Aim of the exercise: Write out all lines holding the word "Fenway".

Materials provided:
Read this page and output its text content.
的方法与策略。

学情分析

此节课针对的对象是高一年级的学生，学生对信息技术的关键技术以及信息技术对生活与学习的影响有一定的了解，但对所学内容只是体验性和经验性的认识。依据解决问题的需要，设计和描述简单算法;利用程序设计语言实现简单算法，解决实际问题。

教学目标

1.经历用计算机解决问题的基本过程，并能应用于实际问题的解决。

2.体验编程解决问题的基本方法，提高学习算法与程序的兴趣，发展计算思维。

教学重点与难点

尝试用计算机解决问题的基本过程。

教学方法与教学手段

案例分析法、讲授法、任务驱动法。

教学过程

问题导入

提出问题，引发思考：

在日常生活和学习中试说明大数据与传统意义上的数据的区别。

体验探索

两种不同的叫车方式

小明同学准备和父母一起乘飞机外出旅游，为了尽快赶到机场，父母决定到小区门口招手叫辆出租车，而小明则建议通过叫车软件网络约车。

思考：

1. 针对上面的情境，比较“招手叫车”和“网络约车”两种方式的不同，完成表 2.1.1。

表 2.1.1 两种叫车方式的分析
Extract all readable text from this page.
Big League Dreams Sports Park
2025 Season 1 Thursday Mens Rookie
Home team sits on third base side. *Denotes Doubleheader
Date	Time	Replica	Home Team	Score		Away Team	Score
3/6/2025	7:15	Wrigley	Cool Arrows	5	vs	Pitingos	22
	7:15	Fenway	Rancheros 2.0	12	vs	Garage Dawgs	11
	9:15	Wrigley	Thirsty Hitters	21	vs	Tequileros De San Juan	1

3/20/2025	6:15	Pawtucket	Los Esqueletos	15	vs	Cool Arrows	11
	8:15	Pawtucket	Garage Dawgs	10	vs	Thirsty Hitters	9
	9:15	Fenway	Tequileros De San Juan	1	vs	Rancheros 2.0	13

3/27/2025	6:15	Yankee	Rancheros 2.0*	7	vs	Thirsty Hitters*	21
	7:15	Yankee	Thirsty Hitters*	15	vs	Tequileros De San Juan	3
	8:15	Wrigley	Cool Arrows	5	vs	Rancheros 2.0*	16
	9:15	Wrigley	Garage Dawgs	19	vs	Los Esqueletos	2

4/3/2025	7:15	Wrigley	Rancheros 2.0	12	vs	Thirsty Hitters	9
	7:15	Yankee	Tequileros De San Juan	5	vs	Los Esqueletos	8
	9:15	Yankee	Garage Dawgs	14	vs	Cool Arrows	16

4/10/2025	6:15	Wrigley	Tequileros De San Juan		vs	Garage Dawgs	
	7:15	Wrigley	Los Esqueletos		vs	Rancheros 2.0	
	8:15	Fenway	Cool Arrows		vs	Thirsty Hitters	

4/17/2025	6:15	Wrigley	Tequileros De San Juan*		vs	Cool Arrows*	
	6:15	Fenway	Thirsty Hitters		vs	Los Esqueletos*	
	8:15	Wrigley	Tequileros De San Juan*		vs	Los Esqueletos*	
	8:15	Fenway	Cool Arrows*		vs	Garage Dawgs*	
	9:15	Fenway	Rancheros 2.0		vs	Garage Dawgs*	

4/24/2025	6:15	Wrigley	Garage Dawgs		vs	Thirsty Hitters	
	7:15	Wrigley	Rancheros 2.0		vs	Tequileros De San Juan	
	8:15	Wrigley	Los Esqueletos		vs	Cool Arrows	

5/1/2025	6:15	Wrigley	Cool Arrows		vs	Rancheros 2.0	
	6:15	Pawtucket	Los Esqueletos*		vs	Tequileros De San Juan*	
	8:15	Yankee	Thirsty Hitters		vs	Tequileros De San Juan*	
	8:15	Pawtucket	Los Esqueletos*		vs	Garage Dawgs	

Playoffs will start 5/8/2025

Reply:
	7:15	Fenway	Rancheros 2.0	12	vs	Garage Dawgs	11
	9:15	Fenway	Tequileros De San Juan	1	vs	Rancheros 2.0	13
	8:15	Fenway	Cool Arrows		vs	Thirsty Hitters	
	6:15	Fenway	Thirsty Hitters		vs	Los Esqueletos*	
	8:15	Fenway	Cool Arrows*		vs	Garage Dawgs*	
	9:15	Fenway	Rancheros 2.0		vs	Garage Dawgs*	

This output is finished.